__GIVEN INFORMATION__.
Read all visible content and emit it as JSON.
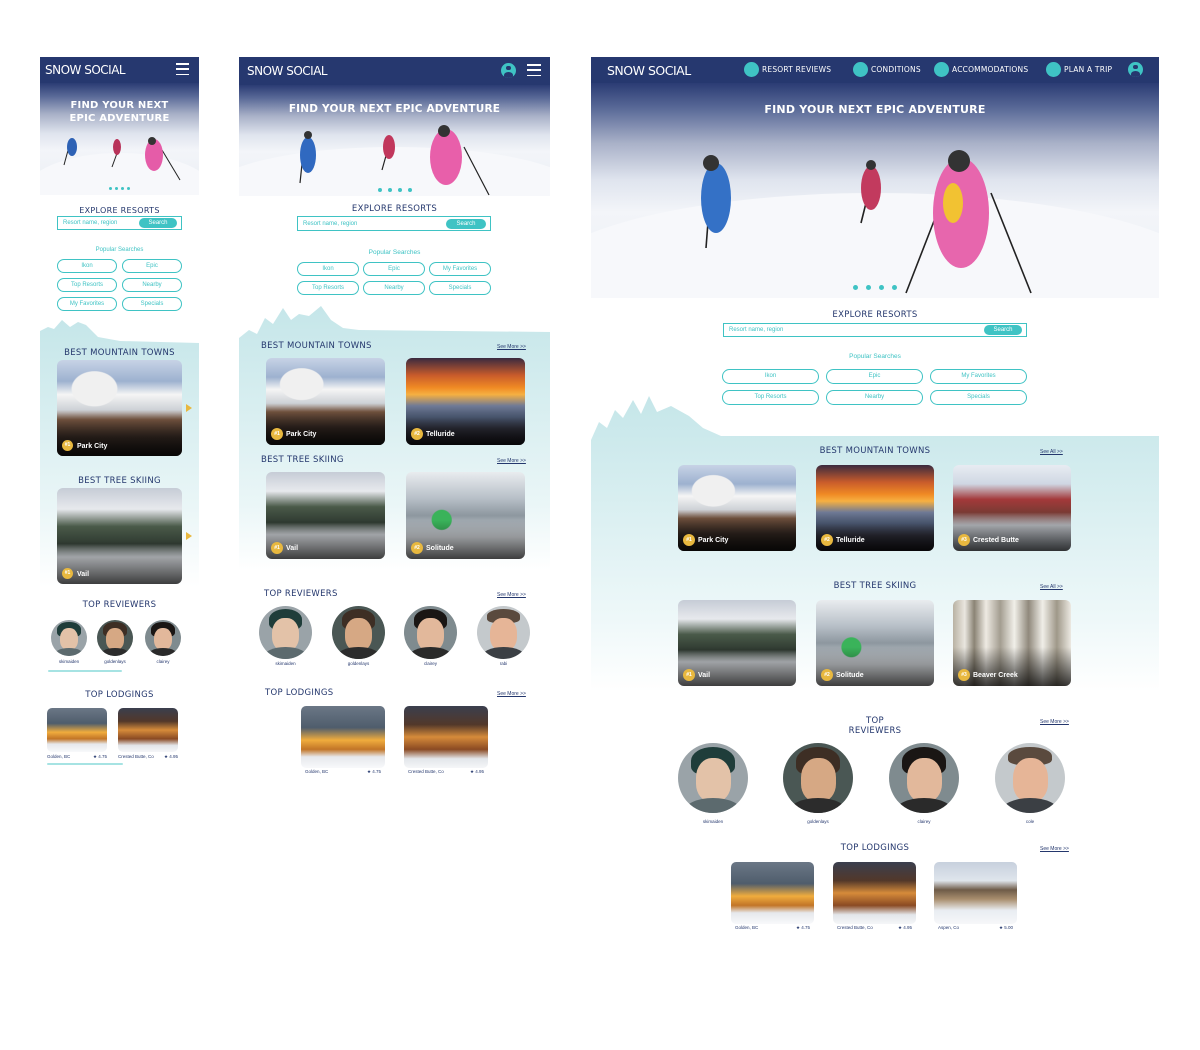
{
  "brand": "SNOW SOCIAL",
  "hero_title": "FIND YOUR NEXT EPIC ADVENTURE",
  "hero_title_mobile_l1": "FIND YOUR NEXT",
  "hero_title_mobile_l2": "EPIC ADVENTURE",
  "nav": {
    "resort_reviews": "RESORT REVIEWS",
    "conditions": "CONDITIONS",
    "accommodations": "ACCOMMODATIONS",
    "plan_a_trip": "PLAN A TRIP"
  },
  "explore": {
    "title": "EXPLORE RESORTS",
    "placeholder": "Resort name, region",
    "search_label": "Search",
    "popular_label": "Popular Searches",
    "pills": [
      "Ikon",
      "Epic",
      "My Favorites",
      "Top Resorts",
      "Nearby",
      "Specials"
    ]
  },
  "sections": {
    "towns": "BEST MOUNTAIN TOWNS",
    "tree": "BEST TREE SKIING",
    "reviewers": "TOP REVIEWERS",
    "reviewers_l1": "TOP",
    "reviewers_l2": "REVIEWERS",
    "lodgings": "TOP LODGINGS",
    "see_more": "See More >>",
    "see_all": "See All >>"
  },
  "towns": [
    {
      "rank": "#1",
      "name": "Park City"
    },
    {
      "rank": "#2",
      "name": "Telluride"
    },
    {
      "rank": "#3",
      "name": "Crested Butte"
    }
  ],
  "tree_skiing": [
    {
      "rank": "#1",
      "name": "Vail"
    },
    {
      "rank": "#2",
      "name": "Solitude"
    },
    {
      "rank": "#3",
      "name": "Beaver Creek"
    }
  ],
  "reviewers": [
    "skimaiden",
    "goldenlays",
    "clairey",
    "rabi"
  ],
  "reviewers_desktop": [
    "skimaiden",
    "goldenlays",
    "clairey",
    "cole"
  ],
  "lodgings": [
    {
      "place": "Golden, BC",
      "rating": "★ 4.75"
    },
    {
      "place": "Crested Butte, Co",
      "rating": "★ 4.95"
    },
    {
      "place": "Aspen, Co",
      "rating": "★ 5.00"
    }
  ],
  "colors": {
    "navy": "#26386f",
    "teal": "#3fc3c4",
    "mint": "#d2ecee",
    "gold": "#e8b83f"
  }
}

__BRIEF__. Quote each record exactly as it stands, minus the pictures.

__OUTPUT BELOW__.
Read all visible content and emit it as JSON.
{
  "brand": "SNOW SOCIAL",
  "hero_title": "FIND YOUR NEXT EPIC ADVENTURE",
  "hero_title_mobile_l1": "FIND YOUR NEXT",
  "hero_title_mobile_l2": "EPIC ADVENTURE",
  "nav": {
    "resort_reviews": "RESORT REVIEWS",
    "conditions": "CONDITIONS",
    "accommodations": "ACCOMMODATIONS",
    "plan_a_trip": "PLAN A TRIP"
  },
  "explore": {
    "title": "EXPLORE RESORTS",
    "placeholder": "Resort name, region",
    "search_label": "Search",
    "popular_label": "Popular Searches",
    "pills": [
      "Ikon",
      "Epic",
      "My Favorites",
      "Top Resorts",
      "Nearby",
      "Specials"
    ]
  },
  "sections": {
    "towns": "BEST MOUNTAIN TOWNS",
    "tree": "BEST TREE SKIING",
    "reviewers": "TOP REVIEWERS",
    "reviewers_l1": "TOP",
    "reviewers_l2": "REVIEWERS",
    "lodgings": "TOP LODGINGS",
    "see_more": "See More >>",
    "see_all": "See All >>"
  },
  "towns": [
    {
      "rank": "#1",
      "name": "Park City"
    },
    {
      "rank": "#2",
      "name": "Telluride"
    },
    {
      "rank": "#3",
      "name": "Crested Butte"
    }
  ],
  "tree_skiing": [
    {
      "rank": "#1",
      "name": "Vail"
    },
    {
      "rank": "#2",
      "name": "Solitude"
    },
    {
      "rank": "#3",
      "name": "Beaver Creek"
    }
  ],
  "reviewers": [
    "skimaiden",
    "goldenlays",
    "clairey",
    "rabi"
  ],
  "reviewers_desktop": [
    "skimaiden",
    "goldenlays",
    "clairey",
    "cole"
  ],
  "lodgings": [
    {
      "place": "Golden, BC",
      "rating": "★ 4.75"
    },
    {
      "place": "Crested Butte, Co",
      "rating": "★ 4.95"
    },
    {
      "place": "Aspen, Co",
      "rating": "★ 5.00"
    }
  ],
  "colors": {
    "navy": "#26386f",
    "teal": "#3fc3c4",
    "mint": "#d2ecee",
    "gold": "#e8b83f"
  }
}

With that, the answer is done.